[Data items]
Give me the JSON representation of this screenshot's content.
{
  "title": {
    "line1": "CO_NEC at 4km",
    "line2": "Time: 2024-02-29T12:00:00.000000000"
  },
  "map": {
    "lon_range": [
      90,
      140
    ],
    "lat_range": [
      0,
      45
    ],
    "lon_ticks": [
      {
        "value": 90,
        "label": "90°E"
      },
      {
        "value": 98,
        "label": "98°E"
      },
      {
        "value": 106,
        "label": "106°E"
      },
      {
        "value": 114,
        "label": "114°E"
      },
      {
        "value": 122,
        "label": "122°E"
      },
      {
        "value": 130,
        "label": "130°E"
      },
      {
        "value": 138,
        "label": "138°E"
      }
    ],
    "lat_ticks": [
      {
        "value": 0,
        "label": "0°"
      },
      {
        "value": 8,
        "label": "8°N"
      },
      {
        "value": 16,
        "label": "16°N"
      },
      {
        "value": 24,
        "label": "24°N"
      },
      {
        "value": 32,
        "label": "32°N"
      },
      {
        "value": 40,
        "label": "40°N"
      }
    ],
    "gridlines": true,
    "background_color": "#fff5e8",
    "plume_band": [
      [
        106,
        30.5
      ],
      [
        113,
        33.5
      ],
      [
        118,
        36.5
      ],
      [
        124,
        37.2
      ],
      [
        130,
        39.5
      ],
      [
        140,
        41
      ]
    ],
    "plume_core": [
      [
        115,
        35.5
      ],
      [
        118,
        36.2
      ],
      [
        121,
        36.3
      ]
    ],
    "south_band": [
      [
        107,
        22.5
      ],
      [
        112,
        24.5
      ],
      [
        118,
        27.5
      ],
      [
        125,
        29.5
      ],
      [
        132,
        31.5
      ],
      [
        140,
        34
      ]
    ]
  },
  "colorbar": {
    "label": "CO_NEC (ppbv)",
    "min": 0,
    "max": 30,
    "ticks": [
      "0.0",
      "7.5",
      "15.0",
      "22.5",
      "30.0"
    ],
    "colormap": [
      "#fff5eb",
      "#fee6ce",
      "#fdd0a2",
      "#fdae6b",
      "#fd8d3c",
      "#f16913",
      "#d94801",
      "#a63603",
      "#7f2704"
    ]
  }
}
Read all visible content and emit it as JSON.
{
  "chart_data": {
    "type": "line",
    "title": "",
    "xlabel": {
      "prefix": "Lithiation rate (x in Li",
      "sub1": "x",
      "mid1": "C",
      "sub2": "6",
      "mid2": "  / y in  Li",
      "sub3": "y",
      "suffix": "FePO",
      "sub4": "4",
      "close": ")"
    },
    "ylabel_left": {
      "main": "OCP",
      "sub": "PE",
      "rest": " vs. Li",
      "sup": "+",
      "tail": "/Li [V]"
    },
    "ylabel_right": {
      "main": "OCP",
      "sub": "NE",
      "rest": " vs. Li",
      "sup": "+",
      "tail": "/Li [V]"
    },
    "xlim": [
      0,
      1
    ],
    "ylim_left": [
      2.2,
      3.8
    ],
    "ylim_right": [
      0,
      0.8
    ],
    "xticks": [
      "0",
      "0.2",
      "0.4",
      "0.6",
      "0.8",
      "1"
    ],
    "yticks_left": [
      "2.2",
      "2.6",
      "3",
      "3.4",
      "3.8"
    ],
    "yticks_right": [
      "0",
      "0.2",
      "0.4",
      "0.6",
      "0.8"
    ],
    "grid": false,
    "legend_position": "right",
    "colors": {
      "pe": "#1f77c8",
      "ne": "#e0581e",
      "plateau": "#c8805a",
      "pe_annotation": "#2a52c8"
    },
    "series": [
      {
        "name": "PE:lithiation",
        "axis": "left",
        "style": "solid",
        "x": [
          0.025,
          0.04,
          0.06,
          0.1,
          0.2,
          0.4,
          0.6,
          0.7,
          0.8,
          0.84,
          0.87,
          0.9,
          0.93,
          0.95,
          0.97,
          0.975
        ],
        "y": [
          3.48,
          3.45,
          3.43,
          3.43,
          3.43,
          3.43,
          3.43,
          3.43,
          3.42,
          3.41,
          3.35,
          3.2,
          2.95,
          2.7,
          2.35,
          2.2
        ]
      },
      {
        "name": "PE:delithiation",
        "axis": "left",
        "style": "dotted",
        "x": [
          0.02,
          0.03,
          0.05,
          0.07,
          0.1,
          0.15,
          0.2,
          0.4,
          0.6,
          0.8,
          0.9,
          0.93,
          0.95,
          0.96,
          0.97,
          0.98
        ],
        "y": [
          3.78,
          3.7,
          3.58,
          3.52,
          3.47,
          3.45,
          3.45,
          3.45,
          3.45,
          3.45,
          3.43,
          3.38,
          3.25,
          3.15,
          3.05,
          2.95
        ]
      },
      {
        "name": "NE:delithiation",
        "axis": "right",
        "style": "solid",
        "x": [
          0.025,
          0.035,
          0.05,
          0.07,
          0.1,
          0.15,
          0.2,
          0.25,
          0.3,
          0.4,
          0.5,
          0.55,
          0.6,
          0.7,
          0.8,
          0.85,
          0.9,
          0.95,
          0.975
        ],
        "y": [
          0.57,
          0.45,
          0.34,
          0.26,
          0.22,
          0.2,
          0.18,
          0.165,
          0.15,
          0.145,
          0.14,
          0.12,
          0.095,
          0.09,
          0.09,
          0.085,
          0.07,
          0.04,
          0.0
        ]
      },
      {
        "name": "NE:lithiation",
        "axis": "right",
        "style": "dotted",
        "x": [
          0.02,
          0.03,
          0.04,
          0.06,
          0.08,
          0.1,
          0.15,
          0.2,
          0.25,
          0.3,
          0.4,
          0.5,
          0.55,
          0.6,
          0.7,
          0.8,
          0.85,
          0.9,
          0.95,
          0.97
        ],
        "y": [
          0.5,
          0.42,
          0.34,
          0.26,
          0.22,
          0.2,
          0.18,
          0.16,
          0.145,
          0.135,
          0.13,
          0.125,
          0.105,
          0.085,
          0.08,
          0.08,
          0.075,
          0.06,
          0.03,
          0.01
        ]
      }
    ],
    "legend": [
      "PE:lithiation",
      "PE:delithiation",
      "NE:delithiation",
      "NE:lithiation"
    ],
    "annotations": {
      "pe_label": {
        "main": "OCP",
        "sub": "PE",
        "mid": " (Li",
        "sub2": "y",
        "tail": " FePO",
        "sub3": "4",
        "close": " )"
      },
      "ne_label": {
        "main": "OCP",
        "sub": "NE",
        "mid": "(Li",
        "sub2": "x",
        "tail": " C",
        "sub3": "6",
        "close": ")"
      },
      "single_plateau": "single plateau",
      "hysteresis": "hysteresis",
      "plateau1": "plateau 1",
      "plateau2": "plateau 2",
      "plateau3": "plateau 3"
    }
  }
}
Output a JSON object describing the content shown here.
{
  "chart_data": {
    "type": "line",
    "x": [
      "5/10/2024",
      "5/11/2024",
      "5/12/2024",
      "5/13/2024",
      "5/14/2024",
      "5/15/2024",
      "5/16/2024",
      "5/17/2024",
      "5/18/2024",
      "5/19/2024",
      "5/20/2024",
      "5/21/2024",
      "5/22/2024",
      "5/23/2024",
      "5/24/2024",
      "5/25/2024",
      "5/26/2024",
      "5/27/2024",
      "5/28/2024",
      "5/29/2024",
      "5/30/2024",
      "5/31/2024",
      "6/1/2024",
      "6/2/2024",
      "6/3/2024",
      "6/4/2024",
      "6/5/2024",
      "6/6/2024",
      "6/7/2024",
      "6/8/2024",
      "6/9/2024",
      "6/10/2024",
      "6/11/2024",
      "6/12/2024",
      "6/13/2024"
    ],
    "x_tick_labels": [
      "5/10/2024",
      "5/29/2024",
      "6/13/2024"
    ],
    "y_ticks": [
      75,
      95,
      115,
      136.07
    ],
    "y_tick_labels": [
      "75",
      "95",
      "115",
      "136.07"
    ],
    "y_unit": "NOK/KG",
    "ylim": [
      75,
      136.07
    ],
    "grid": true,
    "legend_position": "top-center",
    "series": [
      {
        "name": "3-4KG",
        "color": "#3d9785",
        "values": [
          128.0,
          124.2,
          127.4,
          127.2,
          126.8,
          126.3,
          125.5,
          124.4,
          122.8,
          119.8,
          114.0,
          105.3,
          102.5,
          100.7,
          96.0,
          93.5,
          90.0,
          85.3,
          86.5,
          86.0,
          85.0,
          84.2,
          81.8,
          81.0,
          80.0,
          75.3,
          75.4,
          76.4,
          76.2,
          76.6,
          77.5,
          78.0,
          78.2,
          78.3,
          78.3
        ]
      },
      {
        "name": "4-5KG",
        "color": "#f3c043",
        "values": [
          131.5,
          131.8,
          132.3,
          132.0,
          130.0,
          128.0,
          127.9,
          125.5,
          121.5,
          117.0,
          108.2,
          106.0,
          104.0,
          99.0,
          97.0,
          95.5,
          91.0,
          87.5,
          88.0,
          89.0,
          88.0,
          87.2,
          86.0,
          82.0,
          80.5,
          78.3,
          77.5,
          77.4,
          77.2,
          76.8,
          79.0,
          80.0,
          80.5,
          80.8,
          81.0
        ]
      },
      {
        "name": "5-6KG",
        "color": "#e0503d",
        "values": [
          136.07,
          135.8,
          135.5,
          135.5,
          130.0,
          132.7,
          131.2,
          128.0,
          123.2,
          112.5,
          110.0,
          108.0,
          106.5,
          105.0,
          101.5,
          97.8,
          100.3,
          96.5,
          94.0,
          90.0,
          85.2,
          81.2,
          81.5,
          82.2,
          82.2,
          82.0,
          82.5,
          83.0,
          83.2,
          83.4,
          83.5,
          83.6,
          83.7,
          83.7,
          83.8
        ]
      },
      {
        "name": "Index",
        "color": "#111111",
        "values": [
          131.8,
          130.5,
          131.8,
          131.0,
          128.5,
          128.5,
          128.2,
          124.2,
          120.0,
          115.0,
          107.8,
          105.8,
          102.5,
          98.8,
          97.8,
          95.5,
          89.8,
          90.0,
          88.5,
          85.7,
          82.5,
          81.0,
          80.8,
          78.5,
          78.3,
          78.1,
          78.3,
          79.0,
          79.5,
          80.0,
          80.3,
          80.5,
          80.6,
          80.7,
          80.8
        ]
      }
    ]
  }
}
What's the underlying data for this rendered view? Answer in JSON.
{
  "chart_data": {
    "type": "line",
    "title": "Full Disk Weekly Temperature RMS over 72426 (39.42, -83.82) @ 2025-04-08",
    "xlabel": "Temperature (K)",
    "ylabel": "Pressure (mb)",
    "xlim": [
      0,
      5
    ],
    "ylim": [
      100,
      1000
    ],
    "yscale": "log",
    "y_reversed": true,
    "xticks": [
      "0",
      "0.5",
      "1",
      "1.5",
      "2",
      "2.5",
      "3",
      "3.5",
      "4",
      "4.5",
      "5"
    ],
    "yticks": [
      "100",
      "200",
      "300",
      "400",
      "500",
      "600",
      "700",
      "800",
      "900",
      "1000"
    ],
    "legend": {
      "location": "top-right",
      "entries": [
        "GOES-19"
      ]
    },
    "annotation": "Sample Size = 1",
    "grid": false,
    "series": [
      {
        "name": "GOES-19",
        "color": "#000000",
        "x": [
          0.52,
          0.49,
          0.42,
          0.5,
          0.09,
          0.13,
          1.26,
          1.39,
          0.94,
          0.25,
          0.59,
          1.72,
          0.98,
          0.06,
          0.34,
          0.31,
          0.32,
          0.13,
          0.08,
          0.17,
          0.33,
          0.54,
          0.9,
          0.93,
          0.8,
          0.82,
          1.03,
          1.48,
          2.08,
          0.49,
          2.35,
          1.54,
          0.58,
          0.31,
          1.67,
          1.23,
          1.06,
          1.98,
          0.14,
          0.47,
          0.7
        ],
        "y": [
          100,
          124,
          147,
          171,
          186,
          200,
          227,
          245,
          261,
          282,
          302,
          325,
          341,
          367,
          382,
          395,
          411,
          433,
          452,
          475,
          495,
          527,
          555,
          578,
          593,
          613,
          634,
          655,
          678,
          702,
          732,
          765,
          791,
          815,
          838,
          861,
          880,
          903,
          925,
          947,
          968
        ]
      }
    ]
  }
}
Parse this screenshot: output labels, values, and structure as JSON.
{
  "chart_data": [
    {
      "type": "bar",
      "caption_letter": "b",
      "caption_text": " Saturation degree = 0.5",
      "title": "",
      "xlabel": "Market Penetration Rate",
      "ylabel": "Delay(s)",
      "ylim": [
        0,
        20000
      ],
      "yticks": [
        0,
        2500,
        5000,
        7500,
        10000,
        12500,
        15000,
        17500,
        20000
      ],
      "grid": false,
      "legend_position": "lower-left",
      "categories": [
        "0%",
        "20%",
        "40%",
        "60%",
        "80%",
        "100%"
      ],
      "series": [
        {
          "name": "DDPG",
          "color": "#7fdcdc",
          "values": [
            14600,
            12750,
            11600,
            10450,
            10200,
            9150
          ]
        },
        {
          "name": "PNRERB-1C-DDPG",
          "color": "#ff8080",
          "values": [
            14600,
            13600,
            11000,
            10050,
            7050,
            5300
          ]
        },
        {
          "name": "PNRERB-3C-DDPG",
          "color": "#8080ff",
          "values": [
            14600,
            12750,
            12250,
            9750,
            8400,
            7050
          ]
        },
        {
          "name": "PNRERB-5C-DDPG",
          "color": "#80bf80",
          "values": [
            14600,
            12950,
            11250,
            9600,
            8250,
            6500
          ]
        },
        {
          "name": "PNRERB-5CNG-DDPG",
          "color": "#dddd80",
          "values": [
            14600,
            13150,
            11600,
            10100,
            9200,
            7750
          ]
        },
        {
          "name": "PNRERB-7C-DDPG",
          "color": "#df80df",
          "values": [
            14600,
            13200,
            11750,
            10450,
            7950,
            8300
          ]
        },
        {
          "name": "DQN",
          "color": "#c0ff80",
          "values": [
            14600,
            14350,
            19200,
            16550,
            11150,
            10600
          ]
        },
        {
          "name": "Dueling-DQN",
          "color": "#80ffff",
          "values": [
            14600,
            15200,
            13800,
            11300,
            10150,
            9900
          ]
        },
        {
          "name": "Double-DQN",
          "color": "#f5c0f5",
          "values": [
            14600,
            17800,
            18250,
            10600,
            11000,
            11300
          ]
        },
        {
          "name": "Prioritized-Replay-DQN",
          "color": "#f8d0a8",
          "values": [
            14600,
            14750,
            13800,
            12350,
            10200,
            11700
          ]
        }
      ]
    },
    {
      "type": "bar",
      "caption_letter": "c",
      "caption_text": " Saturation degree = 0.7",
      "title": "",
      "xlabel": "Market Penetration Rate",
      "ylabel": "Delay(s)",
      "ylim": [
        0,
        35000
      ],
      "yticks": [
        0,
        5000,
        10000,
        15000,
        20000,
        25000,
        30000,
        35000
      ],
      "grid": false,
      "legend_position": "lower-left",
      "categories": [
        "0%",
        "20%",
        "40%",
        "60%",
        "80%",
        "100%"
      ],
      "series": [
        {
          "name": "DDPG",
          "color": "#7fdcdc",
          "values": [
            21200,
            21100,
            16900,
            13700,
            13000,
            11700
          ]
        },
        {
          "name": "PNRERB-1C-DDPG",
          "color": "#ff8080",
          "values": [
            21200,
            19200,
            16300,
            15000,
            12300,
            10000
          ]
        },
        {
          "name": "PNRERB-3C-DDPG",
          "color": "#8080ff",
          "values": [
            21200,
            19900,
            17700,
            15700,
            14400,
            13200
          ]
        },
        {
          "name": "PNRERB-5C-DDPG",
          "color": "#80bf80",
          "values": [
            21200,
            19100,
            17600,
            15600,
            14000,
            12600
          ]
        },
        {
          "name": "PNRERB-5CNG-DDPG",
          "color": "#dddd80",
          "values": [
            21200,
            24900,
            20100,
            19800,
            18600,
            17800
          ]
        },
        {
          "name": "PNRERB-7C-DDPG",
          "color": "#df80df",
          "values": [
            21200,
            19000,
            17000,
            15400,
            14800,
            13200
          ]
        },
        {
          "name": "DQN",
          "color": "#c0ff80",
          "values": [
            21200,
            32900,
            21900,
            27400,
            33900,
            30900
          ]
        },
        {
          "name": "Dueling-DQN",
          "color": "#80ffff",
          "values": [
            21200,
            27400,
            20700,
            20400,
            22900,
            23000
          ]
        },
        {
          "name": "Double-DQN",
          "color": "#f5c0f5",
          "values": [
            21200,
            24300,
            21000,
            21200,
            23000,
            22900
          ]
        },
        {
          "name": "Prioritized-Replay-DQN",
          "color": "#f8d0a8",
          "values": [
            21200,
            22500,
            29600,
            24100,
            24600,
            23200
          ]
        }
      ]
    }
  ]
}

_WRITTEN REQUEST_.
Find how many of the lines above have the word "true" in them. State only that number.

_ANSWER TO THE PROBLEM_.
3